▽

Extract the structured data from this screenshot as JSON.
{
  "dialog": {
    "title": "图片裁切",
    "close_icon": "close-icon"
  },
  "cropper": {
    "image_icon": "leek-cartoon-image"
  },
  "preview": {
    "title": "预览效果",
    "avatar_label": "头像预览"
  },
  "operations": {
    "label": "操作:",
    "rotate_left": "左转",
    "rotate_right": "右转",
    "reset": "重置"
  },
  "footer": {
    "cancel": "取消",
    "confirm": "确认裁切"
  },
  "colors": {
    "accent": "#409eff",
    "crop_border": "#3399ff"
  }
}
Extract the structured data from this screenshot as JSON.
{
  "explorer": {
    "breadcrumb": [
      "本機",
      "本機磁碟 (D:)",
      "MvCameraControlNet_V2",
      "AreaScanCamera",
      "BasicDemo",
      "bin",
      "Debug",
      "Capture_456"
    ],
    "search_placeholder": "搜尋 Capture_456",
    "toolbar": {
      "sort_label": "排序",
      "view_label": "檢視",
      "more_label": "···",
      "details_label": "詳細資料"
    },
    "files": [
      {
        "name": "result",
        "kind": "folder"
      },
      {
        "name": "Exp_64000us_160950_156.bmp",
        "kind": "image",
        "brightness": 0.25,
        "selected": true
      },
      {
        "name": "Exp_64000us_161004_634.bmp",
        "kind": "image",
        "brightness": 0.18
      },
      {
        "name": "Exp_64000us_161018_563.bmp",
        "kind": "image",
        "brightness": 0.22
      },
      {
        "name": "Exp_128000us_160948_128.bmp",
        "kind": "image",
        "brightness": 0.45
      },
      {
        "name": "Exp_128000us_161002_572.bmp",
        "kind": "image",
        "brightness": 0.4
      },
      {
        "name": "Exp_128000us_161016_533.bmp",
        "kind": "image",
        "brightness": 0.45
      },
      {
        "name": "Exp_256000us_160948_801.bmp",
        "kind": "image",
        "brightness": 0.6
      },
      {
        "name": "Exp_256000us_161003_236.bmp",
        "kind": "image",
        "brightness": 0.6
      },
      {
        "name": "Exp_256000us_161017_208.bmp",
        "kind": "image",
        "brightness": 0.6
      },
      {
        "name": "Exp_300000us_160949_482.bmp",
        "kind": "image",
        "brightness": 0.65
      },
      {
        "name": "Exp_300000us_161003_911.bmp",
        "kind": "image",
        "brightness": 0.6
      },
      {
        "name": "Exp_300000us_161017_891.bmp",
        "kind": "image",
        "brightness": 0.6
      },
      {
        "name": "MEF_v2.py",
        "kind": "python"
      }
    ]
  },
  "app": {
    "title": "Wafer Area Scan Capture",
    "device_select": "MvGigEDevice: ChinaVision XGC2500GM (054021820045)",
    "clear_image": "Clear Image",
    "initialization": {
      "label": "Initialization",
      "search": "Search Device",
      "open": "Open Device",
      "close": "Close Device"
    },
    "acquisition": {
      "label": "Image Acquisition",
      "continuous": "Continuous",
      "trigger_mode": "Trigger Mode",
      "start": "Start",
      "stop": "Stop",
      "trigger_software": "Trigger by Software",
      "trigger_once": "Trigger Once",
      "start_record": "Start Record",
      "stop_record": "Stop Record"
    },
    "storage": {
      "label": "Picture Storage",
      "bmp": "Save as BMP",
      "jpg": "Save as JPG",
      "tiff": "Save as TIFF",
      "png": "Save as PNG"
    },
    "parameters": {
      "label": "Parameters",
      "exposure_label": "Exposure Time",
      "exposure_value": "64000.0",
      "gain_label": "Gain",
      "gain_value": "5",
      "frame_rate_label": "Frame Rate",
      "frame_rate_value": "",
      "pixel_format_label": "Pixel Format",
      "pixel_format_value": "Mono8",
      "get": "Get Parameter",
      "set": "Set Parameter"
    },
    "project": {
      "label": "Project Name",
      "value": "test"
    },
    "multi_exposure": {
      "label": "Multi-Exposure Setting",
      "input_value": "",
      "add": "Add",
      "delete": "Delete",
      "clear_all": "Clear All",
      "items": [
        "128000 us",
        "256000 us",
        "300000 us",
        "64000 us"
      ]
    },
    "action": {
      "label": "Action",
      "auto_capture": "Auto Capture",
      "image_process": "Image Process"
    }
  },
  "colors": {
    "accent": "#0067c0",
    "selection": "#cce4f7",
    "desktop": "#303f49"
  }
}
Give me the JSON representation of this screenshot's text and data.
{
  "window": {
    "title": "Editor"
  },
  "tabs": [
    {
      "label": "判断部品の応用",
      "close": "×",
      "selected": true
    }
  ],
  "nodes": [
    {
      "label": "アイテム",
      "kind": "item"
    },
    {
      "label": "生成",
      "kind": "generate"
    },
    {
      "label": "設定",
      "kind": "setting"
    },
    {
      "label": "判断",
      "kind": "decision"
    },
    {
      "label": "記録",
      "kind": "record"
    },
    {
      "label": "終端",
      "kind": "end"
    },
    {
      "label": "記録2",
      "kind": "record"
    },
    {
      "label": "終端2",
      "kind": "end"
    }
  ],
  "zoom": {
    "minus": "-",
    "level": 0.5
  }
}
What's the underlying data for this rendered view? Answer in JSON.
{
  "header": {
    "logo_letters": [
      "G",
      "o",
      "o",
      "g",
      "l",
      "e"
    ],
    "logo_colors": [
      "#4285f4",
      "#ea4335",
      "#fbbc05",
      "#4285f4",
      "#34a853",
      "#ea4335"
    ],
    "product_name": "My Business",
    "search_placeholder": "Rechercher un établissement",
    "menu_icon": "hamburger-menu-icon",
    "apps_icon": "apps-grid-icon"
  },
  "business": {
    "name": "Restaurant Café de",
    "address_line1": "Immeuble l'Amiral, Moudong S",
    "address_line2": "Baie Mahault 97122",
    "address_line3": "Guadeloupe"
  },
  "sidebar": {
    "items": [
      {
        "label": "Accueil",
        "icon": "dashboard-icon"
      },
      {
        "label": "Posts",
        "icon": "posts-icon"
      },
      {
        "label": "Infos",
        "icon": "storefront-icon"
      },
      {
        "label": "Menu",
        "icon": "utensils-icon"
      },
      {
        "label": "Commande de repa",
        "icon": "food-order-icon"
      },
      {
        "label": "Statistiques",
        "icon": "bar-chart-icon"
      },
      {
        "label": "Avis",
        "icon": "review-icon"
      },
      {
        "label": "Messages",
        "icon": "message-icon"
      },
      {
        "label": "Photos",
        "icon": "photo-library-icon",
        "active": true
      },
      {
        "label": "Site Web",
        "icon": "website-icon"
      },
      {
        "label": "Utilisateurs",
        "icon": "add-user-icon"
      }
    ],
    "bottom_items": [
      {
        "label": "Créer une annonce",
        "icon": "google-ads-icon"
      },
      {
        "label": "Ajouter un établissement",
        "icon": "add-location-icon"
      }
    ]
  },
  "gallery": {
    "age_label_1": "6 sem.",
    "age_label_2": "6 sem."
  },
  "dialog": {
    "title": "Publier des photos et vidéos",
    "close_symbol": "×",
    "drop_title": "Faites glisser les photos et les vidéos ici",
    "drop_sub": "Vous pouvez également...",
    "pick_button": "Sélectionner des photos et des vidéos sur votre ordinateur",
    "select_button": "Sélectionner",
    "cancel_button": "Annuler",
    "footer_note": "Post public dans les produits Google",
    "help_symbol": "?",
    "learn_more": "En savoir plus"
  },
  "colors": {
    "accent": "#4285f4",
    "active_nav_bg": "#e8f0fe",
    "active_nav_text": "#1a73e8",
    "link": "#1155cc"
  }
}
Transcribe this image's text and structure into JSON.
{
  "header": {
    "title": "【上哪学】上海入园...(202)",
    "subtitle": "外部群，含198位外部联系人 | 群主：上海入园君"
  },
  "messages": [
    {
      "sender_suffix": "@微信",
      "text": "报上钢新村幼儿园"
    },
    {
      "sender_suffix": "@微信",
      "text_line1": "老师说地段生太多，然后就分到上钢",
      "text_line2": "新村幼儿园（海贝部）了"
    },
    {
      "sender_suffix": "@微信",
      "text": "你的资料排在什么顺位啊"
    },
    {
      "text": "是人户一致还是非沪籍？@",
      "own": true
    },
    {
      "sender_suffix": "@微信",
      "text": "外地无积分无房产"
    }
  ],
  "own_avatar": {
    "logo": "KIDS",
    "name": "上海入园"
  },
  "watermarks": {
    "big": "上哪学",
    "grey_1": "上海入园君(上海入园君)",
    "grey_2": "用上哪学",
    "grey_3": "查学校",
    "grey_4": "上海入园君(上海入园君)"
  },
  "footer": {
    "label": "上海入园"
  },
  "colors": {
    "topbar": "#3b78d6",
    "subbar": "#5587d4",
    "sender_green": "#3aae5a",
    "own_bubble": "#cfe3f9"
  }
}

△

**REQUEST**.
Go through the records and show every line with the string "accent" in it.

**REPLY**.
    "accent": "#409eff",
    "accent": "#0067c0",
    "accent": "#4285f4",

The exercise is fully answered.